• [TASK GOAL]:
Could you write out the records below exactly as they appear?

• [AVAILABLE DATA]:
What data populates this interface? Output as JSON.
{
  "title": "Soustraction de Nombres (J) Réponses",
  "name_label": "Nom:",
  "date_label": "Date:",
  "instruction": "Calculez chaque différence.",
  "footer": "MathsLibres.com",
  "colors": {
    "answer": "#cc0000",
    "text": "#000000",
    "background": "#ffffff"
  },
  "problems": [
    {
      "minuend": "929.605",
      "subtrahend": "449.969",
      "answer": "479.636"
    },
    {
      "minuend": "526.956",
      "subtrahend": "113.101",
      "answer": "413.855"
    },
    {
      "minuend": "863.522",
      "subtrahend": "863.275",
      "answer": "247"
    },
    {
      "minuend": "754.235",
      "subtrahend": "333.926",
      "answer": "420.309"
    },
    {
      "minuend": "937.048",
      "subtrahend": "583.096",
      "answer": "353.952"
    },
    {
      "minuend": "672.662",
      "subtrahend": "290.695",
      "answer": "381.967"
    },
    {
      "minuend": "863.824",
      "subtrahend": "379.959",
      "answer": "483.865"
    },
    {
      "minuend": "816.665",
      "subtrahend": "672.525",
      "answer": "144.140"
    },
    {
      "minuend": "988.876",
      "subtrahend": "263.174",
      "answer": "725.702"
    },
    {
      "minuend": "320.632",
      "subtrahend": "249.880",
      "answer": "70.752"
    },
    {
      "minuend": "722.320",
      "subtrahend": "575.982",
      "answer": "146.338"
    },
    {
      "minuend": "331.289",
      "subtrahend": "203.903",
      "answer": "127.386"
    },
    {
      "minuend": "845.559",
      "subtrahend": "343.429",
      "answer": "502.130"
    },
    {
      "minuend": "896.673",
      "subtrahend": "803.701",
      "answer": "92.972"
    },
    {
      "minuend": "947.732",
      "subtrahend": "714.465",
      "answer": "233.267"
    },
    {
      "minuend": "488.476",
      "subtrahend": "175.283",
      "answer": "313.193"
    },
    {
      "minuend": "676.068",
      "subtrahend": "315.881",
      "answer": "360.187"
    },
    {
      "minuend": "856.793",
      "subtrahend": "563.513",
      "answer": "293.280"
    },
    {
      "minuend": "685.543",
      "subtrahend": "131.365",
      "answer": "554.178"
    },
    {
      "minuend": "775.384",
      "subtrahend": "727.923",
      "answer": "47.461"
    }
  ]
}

• [TASK ANSWER]:
What data populates this interface? Output as JSON.
{
  "title": "Soustraction de Nombres (J) Réponses",
  "name_label": "Nom:",
  "date_label": "Date:",
  "instruction": "Calculez chaque différence.",
  "footer": "MathsLibres.com",
  "colors": {
    "answer": "#cc0000",
    "text": "#000000",
    "background": "#ffffff"
  },
  "problems": [
    {
      "minuend": "929.605",
      "subtrahend": "449.969",
      "answer": "479.636"
    },
    {
      "minuend": "526.956",
      "subtrahend": "113.101",
      "answer": "413.855"
    },
    {
      "minuend": "863.522",
      "subtrahend": "863.275",
      "answer": "247"
    },
    {
      "minuend": "754.235",
      "subtrahend": "333.926",
      "answer": "420.309"
    },
    {
      "minuend": "937.048",
      "subtrahend": "583.096",
      "answer": "353.952"
    },
    {
      "minuend": "672.662",
      "subtrahend": "290.695",
      "answer": "381.967"
    },
    {
      "minuend": "863.824",
      "subtrahend": "379.959",
      "answer": "483.865"
    },
    {
      "minuend": "816.665",
      "subtrahend": "672.525",
      "answer": "144.140"
    },
    {
      "minuend": "988.876",
      "subtrahend": "263.174",
      "answer": "725.702"
    },
    {
      "minuend": "320.632",
      "subtrahend": "249.880",
      "answer": "70.752"
    },
    {
      "minuend": "722.320",
      "subtrahend": "575.982",
      "answer": "146.338"
    },
    {
      "minuend": "331.289",
      "subtrahend": "203.903",
      "answer": "127.386"
    },
    {
      "minuend": "845.559",
      "subtrahend": "343.429",
      "answer": "502.130"
    },
    {
      "minuend": "896.673",
      "subtrahend": "803.701",
      "answer": "92.972"
    },
    {
      "minuend": "947.732",
      "subtrahend": "714.465",
      "answer": "233.267"
    },
    {
      "minuend": "488.476",
      "subtrahend": "175.283",
      "answer": "313.193"
    },
    {
      "minuend": "676.068",
      "subtrahend": "315.881",
      "answer": "360.187"
    },
    {
      "minuend": "856.793",
      "subtrahend": "563.513",
      "answer": "293.280"
    },
    {
      "minuend": "685.543",
      "subtrahend": "131.365",
      "answer": "554.178"
    },
    {
      "minuend": "775.384",
      "subtrahend": "727.923",
      "answer": "47.461"
    }
  ]
}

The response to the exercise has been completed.